An alternative approach has been to look at subphenotypes, such as rapid cycling and presence of psychosis in both BPD and SCZ patients^39–41. Smeland et al.¹⁴ took a somewhat different approach, examining how both SCZ and BPD compared in association with genes linked to cognitive performance. A number of unique associations were found, with most for BPD predicting better performance and for SCZ worse performance.

Gene networking

Analysis of gene networks has built on transcription data to identify correlated transcripts/genes that form modules. These modules built from different transcripts that correlate with one another over different individuals form putative pathways of genes working in concert. The benefit of using such a method is a dimensional reduction analysis; rather than looking at single genes, the module “eigengene”, which roughly approximates the first principal component, is used for a group of genes hypothesized to be functioning in concert based on a pattern of up- or down-regulation together. Such gene networking approaches have demonstrated shared and differential module expression in BPD, ASD, ADHD, alcoholism, depression, and SCZ^39,42–44.

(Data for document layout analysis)
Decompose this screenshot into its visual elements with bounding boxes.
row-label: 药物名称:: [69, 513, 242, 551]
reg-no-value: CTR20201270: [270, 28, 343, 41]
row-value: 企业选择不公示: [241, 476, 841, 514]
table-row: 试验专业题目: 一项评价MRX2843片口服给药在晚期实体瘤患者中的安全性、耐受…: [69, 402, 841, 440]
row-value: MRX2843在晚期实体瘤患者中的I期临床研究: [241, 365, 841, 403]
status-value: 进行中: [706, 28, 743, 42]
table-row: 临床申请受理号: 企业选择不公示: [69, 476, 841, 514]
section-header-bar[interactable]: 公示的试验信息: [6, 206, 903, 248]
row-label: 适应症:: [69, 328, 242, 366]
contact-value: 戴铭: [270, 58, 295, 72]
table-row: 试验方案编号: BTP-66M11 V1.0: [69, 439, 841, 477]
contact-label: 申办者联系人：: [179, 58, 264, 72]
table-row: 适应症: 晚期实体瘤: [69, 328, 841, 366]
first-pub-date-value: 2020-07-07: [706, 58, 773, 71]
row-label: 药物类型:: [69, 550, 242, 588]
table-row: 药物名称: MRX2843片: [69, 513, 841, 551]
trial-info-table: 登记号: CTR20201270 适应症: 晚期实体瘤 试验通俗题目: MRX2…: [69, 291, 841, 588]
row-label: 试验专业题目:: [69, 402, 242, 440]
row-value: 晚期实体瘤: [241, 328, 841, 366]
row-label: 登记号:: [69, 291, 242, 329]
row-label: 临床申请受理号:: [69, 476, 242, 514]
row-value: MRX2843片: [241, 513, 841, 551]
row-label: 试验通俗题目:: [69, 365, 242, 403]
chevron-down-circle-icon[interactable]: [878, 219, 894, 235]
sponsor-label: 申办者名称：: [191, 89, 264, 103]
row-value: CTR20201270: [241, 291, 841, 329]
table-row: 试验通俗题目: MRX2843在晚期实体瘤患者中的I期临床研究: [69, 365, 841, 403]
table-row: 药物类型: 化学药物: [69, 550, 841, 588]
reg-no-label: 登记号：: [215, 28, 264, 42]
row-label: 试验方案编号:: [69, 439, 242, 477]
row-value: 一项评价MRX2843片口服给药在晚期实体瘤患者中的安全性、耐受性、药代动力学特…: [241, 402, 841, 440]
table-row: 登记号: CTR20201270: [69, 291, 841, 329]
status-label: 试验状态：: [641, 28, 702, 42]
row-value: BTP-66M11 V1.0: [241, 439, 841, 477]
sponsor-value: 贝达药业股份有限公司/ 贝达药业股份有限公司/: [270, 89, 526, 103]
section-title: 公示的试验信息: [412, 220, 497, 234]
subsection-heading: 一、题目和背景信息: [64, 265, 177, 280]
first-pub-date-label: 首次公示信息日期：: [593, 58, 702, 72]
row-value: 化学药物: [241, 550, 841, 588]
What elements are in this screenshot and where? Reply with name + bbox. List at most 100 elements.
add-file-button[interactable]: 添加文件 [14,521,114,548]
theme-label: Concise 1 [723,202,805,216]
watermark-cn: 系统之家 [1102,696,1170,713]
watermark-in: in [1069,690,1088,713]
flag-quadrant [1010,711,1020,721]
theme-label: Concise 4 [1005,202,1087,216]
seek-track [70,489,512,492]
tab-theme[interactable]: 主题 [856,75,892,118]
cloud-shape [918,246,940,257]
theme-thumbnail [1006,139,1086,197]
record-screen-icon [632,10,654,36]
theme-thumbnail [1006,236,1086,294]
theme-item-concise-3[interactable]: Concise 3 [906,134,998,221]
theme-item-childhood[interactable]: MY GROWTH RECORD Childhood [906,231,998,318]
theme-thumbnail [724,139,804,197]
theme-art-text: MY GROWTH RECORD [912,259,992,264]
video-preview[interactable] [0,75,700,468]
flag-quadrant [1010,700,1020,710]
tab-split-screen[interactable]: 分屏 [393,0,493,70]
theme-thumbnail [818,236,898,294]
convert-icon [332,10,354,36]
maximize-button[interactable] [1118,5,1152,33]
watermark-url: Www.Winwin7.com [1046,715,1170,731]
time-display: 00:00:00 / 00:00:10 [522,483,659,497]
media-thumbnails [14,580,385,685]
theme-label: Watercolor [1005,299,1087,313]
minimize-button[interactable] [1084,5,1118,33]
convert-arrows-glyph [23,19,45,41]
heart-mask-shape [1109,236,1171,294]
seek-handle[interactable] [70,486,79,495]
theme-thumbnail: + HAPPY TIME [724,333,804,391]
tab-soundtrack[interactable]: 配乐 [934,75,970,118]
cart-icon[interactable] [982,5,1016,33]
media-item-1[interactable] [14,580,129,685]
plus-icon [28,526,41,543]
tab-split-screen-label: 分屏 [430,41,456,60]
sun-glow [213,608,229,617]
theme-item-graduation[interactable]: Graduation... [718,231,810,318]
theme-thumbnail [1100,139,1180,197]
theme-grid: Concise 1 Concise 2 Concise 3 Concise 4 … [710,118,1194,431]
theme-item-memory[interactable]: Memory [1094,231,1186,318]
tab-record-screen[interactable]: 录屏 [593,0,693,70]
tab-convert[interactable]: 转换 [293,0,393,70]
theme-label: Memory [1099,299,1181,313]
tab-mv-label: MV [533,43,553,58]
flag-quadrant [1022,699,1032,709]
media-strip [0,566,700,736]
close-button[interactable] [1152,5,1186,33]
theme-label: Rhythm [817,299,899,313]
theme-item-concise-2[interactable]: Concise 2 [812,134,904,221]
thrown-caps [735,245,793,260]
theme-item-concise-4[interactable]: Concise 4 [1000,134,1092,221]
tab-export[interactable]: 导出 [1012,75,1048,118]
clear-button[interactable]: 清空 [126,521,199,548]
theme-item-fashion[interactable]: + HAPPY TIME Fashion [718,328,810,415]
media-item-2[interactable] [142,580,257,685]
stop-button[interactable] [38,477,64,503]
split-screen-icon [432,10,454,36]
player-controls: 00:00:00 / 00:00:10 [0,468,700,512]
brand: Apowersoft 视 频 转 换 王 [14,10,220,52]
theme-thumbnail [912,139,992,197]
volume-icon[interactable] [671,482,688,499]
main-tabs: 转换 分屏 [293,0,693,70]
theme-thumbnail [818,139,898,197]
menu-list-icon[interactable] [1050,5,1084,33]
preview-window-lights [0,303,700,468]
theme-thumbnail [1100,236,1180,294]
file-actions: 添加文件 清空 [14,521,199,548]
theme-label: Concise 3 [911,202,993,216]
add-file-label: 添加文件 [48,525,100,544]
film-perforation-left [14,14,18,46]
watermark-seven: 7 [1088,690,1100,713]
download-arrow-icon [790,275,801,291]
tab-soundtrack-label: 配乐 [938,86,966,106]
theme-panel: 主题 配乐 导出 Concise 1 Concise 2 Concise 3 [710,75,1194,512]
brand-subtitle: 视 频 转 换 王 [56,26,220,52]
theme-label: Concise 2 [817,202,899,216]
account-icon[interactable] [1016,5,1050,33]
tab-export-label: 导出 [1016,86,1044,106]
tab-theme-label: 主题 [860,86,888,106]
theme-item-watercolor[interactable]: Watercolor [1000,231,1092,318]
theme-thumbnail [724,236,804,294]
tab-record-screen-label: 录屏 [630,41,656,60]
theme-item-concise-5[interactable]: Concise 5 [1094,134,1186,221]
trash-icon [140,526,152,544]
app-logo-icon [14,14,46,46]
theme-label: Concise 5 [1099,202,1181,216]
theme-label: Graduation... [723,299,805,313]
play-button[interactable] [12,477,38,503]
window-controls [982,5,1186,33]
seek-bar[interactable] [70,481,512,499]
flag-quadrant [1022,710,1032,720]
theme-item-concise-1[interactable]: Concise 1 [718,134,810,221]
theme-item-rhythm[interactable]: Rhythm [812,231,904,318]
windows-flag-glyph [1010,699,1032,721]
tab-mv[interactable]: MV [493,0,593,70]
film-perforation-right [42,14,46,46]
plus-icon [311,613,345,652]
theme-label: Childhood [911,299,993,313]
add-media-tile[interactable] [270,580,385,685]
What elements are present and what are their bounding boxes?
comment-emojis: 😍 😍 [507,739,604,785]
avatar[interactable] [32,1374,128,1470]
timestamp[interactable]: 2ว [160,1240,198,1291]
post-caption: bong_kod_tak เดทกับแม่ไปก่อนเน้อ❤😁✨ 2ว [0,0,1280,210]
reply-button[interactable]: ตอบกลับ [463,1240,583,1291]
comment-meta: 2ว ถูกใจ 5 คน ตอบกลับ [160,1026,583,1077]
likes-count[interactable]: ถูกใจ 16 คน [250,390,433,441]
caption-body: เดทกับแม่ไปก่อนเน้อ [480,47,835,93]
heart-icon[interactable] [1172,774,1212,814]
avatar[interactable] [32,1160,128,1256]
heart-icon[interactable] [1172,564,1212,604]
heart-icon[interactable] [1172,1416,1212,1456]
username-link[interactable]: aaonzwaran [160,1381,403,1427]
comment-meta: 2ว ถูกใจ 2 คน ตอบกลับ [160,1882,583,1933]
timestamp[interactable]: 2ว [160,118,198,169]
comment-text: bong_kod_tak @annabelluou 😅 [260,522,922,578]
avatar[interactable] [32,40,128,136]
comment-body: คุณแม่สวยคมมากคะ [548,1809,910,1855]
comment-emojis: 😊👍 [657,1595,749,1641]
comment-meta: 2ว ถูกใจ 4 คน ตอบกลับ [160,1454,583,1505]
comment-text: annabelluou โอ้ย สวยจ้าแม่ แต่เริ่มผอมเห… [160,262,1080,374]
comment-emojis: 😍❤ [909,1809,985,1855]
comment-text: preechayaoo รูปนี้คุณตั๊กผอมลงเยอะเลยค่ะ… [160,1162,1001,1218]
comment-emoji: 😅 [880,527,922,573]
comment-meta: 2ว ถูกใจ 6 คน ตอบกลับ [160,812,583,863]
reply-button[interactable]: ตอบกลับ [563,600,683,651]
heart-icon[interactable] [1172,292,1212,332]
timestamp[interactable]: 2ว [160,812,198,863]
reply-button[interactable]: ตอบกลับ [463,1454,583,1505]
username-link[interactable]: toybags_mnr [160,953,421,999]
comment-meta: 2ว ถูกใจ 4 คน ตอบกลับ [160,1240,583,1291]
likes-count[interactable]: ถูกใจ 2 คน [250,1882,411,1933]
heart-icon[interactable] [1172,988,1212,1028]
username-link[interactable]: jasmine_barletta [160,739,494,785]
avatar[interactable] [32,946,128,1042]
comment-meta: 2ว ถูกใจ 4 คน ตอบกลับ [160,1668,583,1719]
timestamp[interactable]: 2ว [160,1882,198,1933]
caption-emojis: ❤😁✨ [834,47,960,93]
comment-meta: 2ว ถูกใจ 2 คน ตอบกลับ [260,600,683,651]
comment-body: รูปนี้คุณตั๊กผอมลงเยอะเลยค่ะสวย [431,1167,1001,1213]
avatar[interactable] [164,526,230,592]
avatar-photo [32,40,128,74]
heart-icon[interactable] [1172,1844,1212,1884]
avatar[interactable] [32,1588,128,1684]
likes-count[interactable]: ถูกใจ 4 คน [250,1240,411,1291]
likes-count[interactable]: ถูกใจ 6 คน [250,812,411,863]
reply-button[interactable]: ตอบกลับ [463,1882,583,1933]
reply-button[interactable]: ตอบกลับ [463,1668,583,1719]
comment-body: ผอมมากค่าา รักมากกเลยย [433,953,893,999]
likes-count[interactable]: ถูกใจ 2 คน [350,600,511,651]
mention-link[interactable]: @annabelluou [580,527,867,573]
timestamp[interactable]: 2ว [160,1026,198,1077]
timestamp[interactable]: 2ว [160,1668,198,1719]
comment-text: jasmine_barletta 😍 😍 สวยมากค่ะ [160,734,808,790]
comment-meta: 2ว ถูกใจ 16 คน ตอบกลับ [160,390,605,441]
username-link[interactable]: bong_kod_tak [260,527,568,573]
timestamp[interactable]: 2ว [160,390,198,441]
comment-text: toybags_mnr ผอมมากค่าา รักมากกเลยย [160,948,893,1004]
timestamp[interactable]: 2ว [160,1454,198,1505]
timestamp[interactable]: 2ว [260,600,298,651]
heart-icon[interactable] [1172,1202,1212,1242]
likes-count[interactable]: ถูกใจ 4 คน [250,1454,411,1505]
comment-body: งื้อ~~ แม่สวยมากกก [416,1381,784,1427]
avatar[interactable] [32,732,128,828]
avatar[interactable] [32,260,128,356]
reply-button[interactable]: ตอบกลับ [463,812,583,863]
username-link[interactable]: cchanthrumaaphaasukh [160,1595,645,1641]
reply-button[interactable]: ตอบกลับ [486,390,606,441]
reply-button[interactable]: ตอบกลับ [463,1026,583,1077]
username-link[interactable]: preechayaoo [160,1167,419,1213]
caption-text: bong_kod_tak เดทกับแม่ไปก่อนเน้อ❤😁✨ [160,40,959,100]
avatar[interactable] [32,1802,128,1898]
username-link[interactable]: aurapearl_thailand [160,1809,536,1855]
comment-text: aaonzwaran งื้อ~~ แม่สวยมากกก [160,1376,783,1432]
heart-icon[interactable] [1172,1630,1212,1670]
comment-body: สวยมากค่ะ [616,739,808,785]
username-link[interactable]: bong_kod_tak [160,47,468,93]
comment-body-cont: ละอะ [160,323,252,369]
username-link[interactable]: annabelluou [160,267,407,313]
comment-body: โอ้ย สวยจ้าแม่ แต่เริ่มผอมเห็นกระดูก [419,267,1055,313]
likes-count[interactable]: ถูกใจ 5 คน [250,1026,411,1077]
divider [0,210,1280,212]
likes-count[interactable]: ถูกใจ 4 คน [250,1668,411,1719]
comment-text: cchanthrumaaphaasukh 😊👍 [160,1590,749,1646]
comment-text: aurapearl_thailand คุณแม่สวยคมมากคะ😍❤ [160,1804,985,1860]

— Questions —
(a) Reproduce the passage on psychiatric genetics word for word, giving everything from "An alternative approach" down to "SCZ worse performance.".
(b) Write the next part of the passage on psychiatric genetics, picking up after its final sentence.
The items can be ignored; they aren't needed for any of the work here.

— Results in order —
(a)
An alternative approach has been to look at subphenotypes, such as rapid cycling and presence of psychosis in both BPD and SCZ patients^39–41. Smeland et al.¹⁴ took a somewhat different approach, examining how both SCZ and BPD compared in association with genes linked to cognitive performance. A number of unique associations were found, with most for BPD predicting better performance and for SCZ worse performance.

(b)
Expression studies of SCZ using post-mortem brain samples have been limited in size, but in a study of 92 medicated and 29 antipsychotic-free SCZ patients and 118 healthy controls, hierarchical clustering of 5,000 preselected transcripts was used to find modules of genes. Two in particular were highly expressed in the brain, and a statistic, k-within, was used to find hub genes in one module specifically related to SCZ⁴⁵.

Conclusions

Although recent advances in identifying shared risk architecture are exciting, the timeline for clinical translation remains opaque. The number of implicated common risk variants is large and continues to grow, their individual effect sizes remain small, and methods for determining which rare variants are causally related and which are merely incidental are limited, as is our understanding of the role of epigenetic factors. Articulation of relevant pathologic pathways and spatiotemporal characterization of altered expression in development awaits further research, making potential therapeutic interventions based on these findings even more distant in the future. The first dramatic effect is likely to be in diagnostic classification and in how we consider matching patients to treatments and predicting prognosis.

A limitation of many of these studies is the use of mostly European ancestry, making results difficult to extrapolate to other populations. Power also continues to be an issue in detecting more rare variants, specifically in GWAS studies looking to replicate individual SNP or CNV findings.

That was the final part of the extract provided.